_YOUR INSTRUCTIONS_
Output the material word for word. Leave each picture out.

_Data items_
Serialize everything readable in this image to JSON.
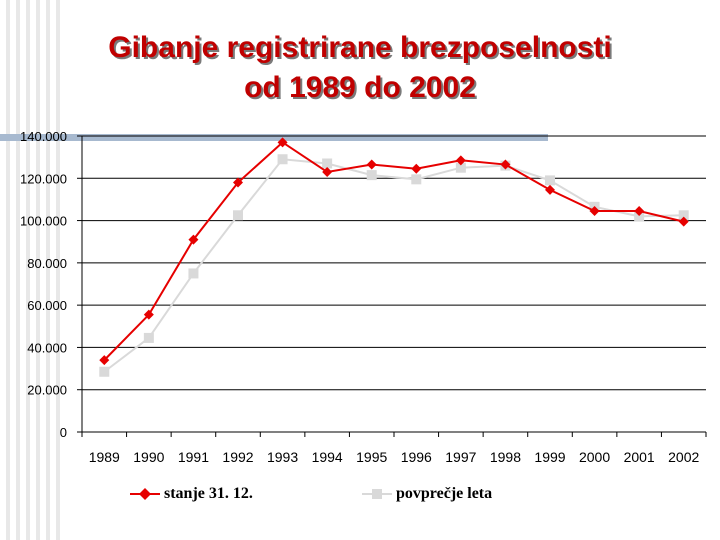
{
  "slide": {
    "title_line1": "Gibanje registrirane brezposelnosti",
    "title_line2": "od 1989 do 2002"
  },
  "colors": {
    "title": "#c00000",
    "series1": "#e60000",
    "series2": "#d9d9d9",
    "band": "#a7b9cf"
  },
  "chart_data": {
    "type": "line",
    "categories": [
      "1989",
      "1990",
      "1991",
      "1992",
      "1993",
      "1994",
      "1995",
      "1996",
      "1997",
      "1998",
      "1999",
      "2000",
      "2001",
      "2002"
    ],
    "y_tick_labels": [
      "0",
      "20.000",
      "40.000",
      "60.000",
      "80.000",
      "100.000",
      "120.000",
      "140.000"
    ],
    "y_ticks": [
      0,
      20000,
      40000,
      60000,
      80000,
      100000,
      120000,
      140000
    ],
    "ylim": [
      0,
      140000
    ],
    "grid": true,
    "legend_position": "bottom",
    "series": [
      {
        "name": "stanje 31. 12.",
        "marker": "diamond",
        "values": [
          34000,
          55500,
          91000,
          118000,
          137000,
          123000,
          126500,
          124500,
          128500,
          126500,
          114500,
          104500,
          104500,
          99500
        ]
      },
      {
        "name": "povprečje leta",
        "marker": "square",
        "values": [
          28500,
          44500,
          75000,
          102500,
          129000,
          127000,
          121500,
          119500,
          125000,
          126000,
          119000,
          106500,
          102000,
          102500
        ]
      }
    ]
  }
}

_RESULT BELOW_
Serialize everything readable in this image to JSON.
{
  "slide": {
    "title_line1": "Gibanje registrirane brezposelnosti",
    "title_line2": "od 1989 do 2002"
  },
  "colors": {
    "title": "#c00000",
    "series1": "#e60000",
    "series2": "#d9d9d9",
    "band": "#a7b9cf"
  },
  "chart_data": {
    "type": "line",
    "categories": [
      "1989",
      "1990",
      "1991",
      "1992",
      "1993",
      "1994",
      "1995",
      "1996",
      "1997",
      "1998",
      "1999",
      "2000",
      "2001",
      "2002"
    ],
    "y_tick_labels": [
      "0",
      "20.000",
      "40.000",
      "60.000",
      "80.000",
      "100.000",
      "120.000",
      "140.000"
    ],
    "y_ticks": [
      0,
      20000,
      40000,
      60000,
      80000,
      100000,
      120000,
      140000
    ],
    "ylim": [
      0,
      140000
    ],
    "grid": true,
    "legend_position": "bottom",
    "series": [
      {
        "name": "stanje 31. 12.",
        "marker": "diamond",
        "values": [
          34000,
          55500,
          91000,
          118000,
          137000,
          123000,
          126500,
          124500,
          128500,
          126500,
          114500,
          104500,
          104500,
          99500
        ]
      },
      {
        "name": "povprečje leta",
        "marker": "square",
        "values": [
          28500,
          44500,
          75000,
          102500,
          129000,
          127000,
          121500,
          119500,
          125000,
          126000,
          119000,
          106500,
          102000,
          102500
        ]
      }
    ]
  }
}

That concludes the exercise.